[START OF Exercise materials]
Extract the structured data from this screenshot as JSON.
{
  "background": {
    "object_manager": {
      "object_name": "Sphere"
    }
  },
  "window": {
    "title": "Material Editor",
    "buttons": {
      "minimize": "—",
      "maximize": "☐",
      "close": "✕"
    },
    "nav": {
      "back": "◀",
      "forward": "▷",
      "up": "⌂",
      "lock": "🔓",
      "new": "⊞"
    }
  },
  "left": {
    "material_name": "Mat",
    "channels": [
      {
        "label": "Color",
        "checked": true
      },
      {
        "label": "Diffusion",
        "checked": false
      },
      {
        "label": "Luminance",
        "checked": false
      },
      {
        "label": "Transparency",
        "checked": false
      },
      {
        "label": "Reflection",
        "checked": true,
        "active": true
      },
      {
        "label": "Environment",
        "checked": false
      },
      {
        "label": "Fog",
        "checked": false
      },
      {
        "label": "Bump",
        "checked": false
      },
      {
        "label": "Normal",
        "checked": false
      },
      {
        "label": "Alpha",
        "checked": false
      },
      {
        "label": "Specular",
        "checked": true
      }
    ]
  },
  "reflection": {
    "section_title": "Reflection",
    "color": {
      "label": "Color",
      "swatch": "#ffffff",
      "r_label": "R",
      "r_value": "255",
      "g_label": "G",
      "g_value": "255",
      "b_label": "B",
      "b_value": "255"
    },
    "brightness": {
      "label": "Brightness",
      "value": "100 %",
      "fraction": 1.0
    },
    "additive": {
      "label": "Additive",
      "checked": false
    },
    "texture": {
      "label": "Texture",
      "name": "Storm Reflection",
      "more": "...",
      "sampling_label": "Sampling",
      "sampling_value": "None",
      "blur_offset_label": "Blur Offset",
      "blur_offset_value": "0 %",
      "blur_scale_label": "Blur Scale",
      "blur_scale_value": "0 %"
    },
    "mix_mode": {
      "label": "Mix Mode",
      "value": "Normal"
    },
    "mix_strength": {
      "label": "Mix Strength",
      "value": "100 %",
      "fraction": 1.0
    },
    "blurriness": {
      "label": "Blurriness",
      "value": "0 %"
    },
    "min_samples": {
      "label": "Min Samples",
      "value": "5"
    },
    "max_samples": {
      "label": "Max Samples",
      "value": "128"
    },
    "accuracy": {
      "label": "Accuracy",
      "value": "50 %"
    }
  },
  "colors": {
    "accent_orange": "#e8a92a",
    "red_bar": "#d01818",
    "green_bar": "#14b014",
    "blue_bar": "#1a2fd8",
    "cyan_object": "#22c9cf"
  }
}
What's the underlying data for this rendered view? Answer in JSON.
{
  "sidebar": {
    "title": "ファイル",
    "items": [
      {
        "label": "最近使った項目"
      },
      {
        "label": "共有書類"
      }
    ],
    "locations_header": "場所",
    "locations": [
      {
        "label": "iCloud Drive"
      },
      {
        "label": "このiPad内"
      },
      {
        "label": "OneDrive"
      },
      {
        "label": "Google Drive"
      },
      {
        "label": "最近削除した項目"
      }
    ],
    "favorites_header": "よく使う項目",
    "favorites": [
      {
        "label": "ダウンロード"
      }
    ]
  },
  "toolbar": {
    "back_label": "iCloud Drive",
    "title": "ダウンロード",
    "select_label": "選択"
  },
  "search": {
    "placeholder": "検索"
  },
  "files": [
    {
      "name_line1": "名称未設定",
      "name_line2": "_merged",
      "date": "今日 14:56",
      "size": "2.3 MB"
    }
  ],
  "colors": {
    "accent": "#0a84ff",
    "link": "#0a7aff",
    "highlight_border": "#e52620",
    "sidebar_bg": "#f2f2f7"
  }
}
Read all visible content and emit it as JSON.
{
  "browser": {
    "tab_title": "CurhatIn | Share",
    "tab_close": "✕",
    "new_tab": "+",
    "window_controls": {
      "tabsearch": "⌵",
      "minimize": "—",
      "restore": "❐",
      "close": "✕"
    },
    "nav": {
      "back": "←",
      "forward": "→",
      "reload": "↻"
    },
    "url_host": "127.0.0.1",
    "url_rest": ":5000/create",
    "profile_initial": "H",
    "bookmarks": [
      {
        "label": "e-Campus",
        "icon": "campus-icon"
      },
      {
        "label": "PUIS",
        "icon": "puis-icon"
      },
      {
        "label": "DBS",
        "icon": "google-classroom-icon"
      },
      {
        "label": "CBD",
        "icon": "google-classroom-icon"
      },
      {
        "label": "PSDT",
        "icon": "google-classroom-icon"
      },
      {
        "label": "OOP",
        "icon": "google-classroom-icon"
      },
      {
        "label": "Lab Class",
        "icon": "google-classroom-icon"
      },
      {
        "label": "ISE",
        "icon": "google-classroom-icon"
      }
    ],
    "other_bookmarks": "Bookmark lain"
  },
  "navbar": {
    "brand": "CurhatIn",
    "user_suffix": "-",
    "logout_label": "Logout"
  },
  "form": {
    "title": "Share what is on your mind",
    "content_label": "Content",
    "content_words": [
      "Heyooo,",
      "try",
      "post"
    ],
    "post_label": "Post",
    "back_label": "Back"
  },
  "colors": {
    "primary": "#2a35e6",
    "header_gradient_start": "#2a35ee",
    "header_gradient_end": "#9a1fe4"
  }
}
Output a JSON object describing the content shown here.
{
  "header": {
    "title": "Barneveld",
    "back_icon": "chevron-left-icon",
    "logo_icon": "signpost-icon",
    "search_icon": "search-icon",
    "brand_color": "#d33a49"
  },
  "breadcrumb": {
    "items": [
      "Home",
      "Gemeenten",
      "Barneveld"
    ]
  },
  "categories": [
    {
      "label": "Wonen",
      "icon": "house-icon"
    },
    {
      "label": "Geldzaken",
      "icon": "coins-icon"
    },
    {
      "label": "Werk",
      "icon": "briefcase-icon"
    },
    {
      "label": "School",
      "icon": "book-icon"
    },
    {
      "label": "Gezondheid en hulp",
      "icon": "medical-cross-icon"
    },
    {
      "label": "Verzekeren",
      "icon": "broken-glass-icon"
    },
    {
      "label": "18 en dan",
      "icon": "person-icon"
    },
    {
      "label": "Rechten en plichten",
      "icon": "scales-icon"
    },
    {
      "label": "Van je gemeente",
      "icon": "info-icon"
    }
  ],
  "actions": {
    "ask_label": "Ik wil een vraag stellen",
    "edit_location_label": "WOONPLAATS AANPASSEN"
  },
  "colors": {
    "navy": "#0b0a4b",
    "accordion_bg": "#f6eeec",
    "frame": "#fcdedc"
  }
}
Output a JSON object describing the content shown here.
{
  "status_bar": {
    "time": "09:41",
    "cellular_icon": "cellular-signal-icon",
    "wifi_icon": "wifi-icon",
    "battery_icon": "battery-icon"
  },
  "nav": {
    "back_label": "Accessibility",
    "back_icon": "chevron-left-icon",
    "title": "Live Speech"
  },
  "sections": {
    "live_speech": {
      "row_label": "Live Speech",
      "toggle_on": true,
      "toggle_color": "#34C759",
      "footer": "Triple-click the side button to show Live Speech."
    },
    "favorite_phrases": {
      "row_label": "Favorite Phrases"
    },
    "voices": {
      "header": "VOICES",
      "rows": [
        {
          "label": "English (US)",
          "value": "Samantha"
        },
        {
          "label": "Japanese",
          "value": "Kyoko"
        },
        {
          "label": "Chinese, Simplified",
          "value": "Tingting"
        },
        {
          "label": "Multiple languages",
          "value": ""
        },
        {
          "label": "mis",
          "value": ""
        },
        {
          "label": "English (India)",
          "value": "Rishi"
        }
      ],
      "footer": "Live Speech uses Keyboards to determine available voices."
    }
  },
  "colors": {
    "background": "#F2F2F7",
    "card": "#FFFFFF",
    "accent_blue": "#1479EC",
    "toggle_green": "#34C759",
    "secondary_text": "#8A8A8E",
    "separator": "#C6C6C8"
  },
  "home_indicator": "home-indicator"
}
[END OF Exercise materials]
> [Task] Which lines above contain "footer"? Show each of them.

> [Full output]
      "footer": "Triple-click the side button to show Live Speech."
      "footer": "Live Speech uses Keyboards to determine available voices."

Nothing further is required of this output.